◆ **WHAT NEEDS TO BE DONE**:
Write out every record in full, exactly as written, please.

◆ **EXCERPTED DATA**:
§ §
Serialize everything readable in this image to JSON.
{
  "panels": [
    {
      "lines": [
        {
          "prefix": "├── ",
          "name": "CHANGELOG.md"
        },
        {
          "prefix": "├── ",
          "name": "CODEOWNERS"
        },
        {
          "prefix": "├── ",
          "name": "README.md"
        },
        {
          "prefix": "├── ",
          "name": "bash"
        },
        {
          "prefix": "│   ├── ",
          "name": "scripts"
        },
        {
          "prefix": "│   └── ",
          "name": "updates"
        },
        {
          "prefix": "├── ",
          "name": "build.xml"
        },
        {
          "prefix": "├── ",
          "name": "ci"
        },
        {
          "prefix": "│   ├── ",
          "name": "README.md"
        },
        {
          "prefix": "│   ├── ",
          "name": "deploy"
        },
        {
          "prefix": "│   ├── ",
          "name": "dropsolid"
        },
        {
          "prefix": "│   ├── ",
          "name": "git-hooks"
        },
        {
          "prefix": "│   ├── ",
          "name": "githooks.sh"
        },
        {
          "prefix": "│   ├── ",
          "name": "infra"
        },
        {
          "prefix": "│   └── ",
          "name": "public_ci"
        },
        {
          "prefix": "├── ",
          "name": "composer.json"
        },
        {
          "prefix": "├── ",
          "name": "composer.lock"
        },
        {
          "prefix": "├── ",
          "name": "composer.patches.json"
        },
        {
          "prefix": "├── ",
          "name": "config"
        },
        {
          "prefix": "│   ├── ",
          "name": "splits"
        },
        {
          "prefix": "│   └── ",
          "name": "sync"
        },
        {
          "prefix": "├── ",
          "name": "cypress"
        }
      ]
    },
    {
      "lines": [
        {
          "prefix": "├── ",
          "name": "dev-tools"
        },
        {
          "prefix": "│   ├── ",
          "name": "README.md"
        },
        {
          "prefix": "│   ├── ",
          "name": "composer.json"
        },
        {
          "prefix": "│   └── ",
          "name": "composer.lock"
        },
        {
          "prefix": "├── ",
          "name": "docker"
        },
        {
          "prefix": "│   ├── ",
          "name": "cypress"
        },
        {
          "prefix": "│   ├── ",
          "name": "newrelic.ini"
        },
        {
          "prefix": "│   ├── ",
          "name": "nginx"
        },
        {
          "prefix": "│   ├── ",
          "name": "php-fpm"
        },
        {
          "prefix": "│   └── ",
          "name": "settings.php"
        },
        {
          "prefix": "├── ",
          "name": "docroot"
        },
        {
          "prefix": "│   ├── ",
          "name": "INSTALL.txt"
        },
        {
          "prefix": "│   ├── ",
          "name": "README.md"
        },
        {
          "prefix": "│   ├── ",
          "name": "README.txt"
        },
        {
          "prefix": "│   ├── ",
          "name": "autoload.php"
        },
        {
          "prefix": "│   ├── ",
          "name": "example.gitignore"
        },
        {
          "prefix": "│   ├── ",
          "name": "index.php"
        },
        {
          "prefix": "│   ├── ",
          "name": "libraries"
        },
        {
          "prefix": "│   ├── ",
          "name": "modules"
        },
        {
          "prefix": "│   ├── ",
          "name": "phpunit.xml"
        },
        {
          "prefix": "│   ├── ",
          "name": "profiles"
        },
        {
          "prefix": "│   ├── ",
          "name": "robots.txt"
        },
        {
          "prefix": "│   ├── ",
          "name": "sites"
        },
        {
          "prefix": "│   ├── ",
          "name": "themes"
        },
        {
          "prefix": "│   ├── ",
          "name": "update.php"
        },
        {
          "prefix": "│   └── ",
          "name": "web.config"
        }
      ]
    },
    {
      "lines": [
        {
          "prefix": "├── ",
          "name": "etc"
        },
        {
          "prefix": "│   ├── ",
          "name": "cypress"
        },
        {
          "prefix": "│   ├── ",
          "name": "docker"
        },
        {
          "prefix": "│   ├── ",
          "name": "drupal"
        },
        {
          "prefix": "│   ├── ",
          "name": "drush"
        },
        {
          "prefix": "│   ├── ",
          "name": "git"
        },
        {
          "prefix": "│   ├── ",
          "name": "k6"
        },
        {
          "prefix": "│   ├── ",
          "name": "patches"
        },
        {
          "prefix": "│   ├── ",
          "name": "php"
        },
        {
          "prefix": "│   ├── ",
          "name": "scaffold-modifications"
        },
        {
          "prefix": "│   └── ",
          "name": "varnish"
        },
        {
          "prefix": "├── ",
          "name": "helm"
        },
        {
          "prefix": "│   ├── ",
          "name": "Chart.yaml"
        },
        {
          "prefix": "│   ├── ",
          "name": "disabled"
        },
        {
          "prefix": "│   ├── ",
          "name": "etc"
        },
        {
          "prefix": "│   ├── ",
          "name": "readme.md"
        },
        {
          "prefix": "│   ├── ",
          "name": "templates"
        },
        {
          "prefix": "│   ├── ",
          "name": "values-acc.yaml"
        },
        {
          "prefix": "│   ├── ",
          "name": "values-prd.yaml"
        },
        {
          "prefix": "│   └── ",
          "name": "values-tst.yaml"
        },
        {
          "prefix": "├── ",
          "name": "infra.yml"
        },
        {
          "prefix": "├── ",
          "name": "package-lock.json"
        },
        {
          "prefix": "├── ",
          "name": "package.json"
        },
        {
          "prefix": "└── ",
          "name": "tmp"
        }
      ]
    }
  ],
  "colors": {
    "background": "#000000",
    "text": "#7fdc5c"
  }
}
§ §
◆ **REPLY TO THE TASK**:
Serialize everything readable in this image to JSON.
{
  "panels": [
    {
      "lines": [
        {
          "prefix": "├── ",
          "name": "CHANGELOG.md"
        },
        {
          "prefix": "├── ",
          "name": "CODEOWNERS"
        },
        {
          "prefix": "├── ",
          "name": "README.md"
        },
        {
          "prefix": "├── ",
          "name": "bash"
        },
        {
          "prefix": "│   ├── ",
          "name": "scripts"
        },
        {
          "prefix": "│   └── ",
          "name": "updates"
        },
        {
          "prefix": "├── ",
          "name": "build.xml"
        },
        {
          "prefix": "├── ",
          "name": "ci"
        },
        {
          "prefix": "│   ├── ",
          "name": "README.md"
        },
        {
          "prefix": "│   ├── ",
          "name": "deploy"
        },
        {
          "prefix": "│   ├── ",
          "name": "dropsolid"
        },
        {
          "prefix": "│   ├── ",
          "name": "git-hooks"
        },
        {
          "prefix": "│   ├── ",
          "name": "githooks.sh"
        },
        {
          "prefix": "│   ├── ",
          "name": "infra"
        },
        {
          "prefix": "│   └── ",
          "name": "public_ci"
        },
        {
          "prefix": "├── ",
          "name": "composer.json"
        },
        {
          "prefix": "├── ",
          "name": "composer.lock"
        },
        {
          "prefix": "├── ",
          "name": "composer.patches.json"
        },
        {
          "prefix": "├── ",
          "name": "config"
        },
        {
          "prefix": "│   ├── ",
          "name": "splits"
        },
        {
          "prefix": "│   └── ",
          "name": "sync"
        },
        {
          "prefix": "├── ",
          "name": "cypress"
        }
      ]
    },
    {
      "lines": [
        {
          "prefix": "├── ",
          "name": "dev-tools"
        },
        {
          "prefix": "│   ├── ",
          "name": "README.md"
        },
        {
          "prefix": "│   ├── ",
          "name": "composer.json"
        },
        {
          "prefix": "│   └── ",
          "name": "composer.lock"
        },
        {
          "prefix": "├── ",
          "name": "docker"
        },
        {
          "prefix": "│   ├── ",
          "name": "cypress"
        },
        {
          "prefix": "│   ├── ",
          "name": "newrelic.ini"
        },
        {
          "prefix": "│   ├── ",
          "name": "nginx"
        },
        {
          "prefix": "│   ├── ",
          "name": "php-fpm"
        },
        {
          "prefix": "│   └── ",
          "name": "settings.php"
        },
        {
          "prefix": "├── ",
          "name": "docroot"
        },
        {
          "prefix": "│   ├── ",
          "name": "INSTALL.txt"
        },
        {
          "prefix": "│   ├── ",
          "name": "README.md"
        },
        {
          "prefix": "│   ├── ",
          "name": "README.txt"
        },
        {
          "prefix": "│   ├── ",
          "name": "autoload.php"
        },
        {
          "prefix": "│   ├── ",
          "name": "example.gitignore"
        },
        {
          "prefix": "│   ├── ",
          "name": "index.php"
        },
        {
          "prefix": "│   ├── ",
          "name": "libraries"
        },
        {
          "prefix": "│   ├── ",
          "name": "modules"
        },
        {
          "prefix": "│   ├── ",
          "name": "phpunit.xml"
        },
        {
          "prefix": "│   ├── ",
          "name": "profiles"
        },
        {
          "prefix": "│   ├── ",
          "name": "robots.txt"
        },
        {
          "prefix": "│   ├── ",
          "name": "sites"
        },
        {
          "prefix": "│   ├── ",
          "name": "themes"
        },
        {
          "prefix": "│   ├── ",
          "name": "update.php"
        },
        {
          "prefix": "│   └── ",
          "name": "web.config"
        }
      ]
    },
    {
      "lines": [
        {
          "prefix": "├── ",
          "name": "etc"
        },
        {
          "prefix": "│   ├── ",
          "name": "cypress"
        },
        {
          "prefix": "│   ├── ",
          "name": "docker"
        },
        {
          "prefix": "│   ├── ",
          "name": "drupal"
        },
        {
          "prefix": "│   ├── ",
          "name": "drush"
        },
        {
          "prefix": "│   ├── ",
          "name": "git"
        },
        {
          "prefix": "│   ├── ",
          "name": "k6"
        },
        {
          "prefix": "│   ├── ",
          "name": "patches"
        },
        {
          "prefix": "│   ├── ",
          "name": "php"
        },
        {
          "prefix": "│   ├── ",
          "name": "scaffold-modifications"
        },
        {
          "prefix": "│   └── ",
          "name": "varnish"
        },
        {
          "prefix": "├── ",
          "name": "helm"
        },
        {
          "prefix": "│   ├── ",
          "name": "Chart.yaml"
        },
        {
          "prefix": "│   ├── ",
          "name": "disabled"
        },
        {
          "prefix": "│   ├── ",
          "name": "etc"
        },
        {
          "prefix": "│   ├── ",
          "name": "readme.md"
        },
        {
          "prefix": "│   ├── ",
          "name": "templates"
        },
        {
          "prefix": "│   ├── ",
          "name": "values-acc.yaml"
        },
        {
          "prefix": "│   ├── ",
          "name": "values-prd.yaml"
        },
        {
          "prefix": "│   └── ",
          "name": "values-tst.yaml"
        },
        {
          "prefix": "├── ",
          "name": "infra.yml"
        },
        {
          "prefix": "├── ",
          "name": "package-lock.json"
        },
        {
          "prefix": "├── ",
          "name": "package.json"
        },
        {
          "prefix": "└── ",
          "name": "tmp"
        }
      ]
    }
  ],
  "colors": {
    "background": "#000000",
    "text": "#7fdc5c"
  }
}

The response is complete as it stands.